Using the records that follow, count the lines containing the word "rhodamine" and give that number only.

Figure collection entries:
'''

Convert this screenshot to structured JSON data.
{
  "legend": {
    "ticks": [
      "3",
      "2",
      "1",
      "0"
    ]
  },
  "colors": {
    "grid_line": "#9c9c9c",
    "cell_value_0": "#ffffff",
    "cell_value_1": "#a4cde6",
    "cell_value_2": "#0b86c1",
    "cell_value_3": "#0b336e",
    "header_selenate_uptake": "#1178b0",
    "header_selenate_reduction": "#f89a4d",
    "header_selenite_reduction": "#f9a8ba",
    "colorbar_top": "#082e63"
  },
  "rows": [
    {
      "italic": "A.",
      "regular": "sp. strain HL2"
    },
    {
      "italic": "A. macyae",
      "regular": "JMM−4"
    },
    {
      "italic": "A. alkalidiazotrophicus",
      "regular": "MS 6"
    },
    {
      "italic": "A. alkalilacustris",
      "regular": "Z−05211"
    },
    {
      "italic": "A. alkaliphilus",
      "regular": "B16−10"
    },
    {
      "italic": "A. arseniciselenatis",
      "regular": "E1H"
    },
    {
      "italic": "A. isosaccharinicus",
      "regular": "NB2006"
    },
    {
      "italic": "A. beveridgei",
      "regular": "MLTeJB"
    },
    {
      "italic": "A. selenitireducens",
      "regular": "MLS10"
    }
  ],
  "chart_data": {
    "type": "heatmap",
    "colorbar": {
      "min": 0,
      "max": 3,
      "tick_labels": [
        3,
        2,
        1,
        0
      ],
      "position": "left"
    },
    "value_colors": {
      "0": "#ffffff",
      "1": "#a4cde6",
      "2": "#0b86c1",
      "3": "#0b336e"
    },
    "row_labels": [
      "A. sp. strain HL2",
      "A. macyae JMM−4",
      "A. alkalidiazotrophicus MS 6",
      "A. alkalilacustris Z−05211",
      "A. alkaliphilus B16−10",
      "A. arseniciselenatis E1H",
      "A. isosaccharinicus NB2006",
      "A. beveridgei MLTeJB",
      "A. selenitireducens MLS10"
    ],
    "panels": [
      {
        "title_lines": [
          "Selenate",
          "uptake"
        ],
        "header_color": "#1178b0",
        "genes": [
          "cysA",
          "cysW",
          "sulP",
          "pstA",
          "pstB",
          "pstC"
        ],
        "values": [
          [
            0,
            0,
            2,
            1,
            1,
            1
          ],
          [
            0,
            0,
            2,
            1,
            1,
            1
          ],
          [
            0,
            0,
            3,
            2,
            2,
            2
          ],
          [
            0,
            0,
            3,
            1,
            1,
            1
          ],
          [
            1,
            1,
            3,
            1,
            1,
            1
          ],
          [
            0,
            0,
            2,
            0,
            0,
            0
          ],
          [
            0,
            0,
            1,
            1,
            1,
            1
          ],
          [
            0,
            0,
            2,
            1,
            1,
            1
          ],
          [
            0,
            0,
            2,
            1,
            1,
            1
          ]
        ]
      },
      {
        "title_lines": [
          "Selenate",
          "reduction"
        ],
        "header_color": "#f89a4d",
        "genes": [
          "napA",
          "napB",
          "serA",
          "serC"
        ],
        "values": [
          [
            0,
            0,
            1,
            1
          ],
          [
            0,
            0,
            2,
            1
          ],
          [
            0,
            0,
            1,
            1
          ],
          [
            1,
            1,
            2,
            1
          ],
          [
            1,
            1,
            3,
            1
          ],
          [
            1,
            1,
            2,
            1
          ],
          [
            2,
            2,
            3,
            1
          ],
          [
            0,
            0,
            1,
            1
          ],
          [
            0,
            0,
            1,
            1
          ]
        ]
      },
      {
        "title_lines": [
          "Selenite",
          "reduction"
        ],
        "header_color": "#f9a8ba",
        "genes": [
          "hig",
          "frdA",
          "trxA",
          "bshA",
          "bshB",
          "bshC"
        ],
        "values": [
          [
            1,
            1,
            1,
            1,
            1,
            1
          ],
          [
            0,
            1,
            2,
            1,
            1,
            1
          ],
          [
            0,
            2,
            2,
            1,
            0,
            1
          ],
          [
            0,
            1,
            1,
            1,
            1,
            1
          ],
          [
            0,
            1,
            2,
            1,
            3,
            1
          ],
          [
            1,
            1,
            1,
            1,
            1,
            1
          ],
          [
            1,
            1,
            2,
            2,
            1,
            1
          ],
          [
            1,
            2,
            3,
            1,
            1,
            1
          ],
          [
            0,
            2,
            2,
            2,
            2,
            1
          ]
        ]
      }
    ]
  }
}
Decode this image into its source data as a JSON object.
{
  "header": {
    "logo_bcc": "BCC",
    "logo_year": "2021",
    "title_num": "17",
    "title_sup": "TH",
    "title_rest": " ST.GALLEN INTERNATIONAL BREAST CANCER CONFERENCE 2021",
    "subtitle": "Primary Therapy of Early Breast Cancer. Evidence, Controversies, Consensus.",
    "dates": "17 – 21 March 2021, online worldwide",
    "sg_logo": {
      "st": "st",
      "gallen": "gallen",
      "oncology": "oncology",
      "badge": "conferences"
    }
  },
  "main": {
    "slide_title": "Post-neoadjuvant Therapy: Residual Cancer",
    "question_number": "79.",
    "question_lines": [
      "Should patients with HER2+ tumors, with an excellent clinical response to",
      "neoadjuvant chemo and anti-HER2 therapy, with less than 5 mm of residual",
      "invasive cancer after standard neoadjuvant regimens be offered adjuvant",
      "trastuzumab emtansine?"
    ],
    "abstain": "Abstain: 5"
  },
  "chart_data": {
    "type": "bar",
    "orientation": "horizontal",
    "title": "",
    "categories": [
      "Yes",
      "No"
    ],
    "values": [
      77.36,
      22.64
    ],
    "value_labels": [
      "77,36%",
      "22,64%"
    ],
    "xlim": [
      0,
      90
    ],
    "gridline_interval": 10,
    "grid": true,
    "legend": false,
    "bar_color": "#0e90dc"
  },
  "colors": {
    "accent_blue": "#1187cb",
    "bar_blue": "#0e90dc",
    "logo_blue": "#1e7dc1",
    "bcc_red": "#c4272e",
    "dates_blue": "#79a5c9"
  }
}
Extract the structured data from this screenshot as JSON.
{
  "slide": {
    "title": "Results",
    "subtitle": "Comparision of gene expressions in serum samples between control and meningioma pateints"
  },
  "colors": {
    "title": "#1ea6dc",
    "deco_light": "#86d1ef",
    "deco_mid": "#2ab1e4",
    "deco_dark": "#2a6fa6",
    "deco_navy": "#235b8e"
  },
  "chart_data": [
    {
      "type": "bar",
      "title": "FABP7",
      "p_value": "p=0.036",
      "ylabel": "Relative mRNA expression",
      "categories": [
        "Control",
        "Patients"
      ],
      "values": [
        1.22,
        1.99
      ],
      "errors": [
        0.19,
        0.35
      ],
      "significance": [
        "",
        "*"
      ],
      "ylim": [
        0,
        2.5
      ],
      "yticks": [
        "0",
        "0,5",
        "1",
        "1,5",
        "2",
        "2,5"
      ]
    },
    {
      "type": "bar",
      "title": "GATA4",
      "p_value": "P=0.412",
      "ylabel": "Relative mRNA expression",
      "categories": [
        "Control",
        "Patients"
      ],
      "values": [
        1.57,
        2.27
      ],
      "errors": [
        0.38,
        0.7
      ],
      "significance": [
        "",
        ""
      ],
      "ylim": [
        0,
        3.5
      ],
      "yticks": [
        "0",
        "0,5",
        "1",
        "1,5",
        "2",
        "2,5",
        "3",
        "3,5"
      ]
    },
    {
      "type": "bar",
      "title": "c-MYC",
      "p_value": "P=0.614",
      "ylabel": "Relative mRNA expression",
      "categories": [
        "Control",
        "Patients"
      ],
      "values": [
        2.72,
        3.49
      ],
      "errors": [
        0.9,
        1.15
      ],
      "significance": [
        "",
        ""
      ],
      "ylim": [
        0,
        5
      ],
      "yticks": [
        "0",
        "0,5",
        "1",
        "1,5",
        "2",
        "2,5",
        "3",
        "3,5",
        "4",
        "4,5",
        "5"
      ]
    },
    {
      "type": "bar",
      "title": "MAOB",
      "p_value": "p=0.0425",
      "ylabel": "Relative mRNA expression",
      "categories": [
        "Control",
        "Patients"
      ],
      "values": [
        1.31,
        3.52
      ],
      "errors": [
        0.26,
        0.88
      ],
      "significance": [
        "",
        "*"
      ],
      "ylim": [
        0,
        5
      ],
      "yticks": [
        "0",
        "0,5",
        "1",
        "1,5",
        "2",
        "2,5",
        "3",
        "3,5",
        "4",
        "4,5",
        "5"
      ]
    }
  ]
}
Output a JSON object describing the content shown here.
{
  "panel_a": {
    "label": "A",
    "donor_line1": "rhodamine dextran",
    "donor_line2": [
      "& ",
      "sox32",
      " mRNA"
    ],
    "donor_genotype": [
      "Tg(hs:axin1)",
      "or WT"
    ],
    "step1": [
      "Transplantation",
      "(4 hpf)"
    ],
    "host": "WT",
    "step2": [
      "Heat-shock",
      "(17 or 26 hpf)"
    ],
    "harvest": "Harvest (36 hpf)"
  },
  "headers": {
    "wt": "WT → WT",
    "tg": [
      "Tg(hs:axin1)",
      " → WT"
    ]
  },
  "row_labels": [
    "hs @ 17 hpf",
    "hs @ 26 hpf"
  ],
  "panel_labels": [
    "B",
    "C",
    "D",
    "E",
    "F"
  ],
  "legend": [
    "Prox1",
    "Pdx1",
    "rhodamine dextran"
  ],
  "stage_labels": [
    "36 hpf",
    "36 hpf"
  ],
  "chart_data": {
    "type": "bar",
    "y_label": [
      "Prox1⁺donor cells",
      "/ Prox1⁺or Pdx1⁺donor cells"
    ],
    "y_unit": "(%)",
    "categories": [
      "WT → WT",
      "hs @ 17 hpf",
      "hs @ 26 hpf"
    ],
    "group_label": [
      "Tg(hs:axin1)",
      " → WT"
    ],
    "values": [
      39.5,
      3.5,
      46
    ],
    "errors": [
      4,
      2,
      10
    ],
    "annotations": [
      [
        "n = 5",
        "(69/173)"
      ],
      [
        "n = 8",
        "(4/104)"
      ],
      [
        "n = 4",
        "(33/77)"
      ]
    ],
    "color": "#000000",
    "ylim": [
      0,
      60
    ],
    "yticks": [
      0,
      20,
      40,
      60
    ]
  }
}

'''

**Written solution**
2